**What to do:** Your answer should be a single number: the count of lines that include "Chris".

**Given data:**
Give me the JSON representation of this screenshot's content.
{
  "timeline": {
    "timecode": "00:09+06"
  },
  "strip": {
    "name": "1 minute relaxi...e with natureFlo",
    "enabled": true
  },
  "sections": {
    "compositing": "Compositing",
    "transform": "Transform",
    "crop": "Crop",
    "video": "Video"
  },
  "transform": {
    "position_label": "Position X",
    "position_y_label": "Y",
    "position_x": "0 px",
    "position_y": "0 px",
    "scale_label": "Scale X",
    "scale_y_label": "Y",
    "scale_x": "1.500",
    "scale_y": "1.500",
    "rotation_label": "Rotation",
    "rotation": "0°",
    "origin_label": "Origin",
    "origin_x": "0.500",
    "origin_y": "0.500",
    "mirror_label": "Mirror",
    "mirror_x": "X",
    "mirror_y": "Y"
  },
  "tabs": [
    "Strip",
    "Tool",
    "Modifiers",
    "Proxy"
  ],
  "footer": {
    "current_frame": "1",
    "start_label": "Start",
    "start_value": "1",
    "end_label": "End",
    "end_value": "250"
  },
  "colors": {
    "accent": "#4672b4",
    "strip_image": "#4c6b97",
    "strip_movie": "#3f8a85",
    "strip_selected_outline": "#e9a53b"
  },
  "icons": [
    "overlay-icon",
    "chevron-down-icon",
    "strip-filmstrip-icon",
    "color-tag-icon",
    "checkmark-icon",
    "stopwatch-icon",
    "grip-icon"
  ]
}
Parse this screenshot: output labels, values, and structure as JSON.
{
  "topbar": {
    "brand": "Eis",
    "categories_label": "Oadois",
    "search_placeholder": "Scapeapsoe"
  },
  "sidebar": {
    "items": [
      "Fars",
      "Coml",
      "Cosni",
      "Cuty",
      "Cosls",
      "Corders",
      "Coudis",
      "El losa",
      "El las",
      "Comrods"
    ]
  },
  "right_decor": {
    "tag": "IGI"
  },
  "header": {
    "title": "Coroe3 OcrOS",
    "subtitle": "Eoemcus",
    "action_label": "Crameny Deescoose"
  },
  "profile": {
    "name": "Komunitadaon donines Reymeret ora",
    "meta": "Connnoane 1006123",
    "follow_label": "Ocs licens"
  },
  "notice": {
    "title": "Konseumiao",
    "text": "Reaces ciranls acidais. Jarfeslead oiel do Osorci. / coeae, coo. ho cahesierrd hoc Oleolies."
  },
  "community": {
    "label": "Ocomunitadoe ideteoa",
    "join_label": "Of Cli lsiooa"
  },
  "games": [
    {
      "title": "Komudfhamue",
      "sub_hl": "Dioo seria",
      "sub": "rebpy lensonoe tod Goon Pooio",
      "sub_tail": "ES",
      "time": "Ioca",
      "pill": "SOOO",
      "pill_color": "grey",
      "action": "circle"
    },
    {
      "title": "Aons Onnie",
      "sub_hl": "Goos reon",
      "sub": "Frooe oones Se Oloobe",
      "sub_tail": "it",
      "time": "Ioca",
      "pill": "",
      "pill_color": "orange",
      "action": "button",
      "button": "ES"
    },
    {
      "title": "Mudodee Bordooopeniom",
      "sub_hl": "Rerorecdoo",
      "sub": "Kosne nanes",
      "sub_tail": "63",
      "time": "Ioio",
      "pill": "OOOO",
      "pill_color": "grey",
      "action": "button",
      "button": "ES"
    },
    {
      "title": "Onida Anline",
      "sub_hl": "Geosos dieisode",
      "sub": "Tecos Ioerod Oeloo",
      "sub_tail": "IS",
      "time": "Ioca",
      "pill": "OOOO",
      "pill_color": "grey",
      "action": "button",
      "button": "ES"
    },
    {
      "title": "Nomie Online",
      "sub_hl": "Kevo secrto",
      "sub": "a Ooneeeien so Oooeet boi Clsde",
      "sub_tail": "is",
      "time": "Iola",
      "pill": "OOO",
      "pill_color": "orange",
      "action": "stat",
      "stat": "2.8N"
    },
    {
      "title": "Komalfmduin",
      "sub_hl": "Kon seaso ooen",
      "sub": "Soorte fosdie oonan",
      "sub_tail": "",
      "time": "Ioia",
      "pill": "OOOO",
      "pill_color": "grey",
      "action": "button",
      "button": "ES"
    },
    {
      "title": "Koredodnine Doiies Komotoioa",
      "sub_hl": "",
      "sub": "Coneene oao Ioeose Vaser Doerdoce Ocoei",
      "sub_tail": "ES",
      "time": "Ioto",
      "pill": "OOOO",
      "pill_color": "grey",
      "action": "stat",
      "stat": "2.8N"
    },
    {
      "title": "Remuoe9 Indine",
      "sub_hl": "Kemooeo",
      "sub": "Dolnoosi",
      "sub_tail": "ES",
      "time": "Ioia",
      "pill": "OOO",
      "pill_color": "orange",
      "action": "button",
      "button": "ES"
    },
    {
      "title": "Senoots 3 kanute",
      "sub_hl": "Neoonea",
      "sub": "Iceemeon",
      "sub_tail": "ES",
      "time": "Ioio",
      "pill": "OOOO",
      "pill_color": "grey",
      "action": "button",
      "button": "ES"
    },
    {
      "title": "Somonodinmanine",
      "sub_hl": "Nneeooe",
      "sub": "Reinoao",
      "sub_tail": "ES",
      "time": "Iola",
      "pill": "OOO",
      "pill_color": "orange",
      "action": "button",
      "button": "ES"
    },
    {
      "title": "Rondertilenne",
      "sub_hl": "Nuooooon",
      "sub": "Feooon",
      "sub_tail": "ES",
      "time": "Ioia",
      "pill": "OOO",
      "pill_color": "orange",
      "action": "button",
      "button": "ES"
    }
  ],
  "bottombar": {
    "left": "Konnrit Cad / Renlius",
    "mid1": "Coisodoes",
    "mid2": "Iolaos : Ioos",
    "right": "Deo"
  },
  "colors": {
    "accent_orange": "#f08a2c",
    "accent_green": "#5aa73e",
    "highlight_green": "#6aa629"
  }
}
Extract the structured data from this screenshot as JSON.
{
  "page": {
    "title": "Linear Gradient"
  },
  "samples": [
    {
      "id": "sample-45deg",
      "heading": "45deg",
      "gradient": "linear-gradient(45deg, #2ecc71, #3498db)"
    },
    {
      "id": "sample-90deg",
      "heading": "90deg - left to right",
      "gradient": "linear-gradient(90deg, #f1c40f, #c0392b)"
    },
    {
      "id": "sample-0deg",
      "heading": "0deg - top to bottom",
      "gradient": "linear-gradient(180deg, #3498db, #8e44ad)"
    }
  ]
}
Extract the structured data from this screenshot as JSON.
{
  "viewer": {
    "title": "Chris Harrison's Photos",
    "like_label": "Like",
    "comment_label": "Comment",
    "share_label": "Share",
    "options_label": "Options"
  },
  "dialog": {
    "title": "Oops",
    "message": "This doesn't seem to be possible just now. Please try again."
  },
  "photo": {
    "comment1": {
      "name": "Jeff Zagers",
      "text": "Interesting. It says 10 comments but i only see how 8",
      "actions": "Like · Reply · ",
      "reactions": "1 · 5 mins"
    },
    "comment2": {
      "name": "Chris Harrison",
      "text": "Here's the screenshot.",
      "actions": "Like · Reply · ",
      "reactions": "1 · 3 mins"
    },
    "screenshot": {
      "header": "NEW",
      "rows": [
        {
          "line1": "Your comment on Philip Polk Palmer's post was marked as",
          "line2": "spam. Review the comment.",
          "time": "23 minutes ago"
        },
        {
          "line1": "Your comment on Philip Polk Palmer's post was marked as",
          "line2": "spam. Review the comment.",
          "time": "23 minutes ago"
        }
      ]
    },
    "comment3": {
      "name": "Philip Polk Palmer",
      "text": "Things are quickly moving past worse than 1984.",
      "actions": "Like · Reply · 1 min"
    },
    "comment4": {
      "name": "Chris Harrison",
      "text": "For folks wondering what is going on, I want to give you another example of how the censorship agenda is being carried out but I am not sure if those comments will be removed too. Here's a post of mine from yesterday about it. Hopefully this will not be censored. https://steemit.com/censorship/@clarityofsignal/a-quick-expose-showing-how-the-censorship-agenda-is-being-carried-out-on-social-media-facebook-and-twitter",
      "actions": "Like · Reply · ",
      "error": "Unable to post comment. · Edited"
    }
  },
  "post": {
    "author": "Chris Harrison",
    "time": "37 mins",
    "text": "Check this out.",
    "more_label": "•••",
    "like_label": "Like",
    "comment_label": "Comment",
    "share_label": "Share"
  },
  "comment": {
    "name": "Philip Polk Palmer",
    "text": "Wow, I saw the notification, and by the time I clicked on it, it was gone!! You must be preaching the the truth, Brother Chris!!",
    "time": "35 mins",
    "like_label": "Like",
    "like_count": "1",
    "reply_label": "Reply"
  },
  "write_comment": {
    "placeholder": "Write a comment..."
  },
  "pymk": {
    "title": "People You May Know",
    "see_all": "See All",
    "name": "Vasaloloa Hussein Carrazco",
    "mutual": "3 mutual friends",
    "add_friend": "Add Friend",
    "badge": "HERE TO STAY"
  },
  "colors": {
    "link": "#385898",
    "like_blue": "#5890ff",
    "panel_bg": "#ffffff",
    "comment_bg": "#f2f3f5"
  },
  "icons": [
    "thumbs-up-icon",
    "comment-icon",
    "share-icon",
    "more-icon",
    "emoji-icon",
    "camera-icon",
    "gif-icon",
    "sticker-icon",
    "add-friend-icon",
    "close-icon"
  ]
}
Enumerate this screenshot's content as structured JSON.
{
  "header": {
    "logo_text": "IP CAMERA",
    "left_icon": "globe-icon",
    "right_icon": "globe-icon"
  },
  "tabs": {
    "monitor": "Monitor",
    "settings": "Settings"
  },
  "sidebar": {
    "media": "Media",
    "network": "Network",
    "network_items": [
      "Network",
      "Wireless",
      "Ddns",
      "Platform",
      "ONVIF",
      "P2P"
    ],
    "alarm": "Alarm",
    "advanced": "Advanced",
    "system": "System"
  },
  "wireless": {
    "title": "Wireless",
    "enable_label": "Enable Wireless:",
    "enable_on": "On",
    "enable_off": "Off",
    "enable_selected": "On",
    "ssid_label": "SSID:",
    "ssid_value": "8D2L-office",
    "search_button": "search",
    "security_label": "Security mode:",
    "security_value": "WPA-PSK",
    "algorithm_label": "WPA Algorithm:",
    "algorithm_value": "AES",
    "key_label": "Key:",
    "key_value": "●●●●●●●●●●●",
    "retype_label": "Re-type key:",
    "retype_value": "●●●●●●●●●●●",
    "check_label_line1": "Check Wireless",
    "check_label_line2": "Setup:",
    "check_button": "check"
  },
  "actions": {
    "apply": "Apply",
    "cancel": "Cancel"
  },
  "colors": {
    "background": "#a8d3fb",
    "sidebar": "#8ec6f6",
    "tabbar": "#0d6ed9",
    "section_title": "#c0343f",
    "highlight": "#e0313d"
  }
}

**Final result:** 5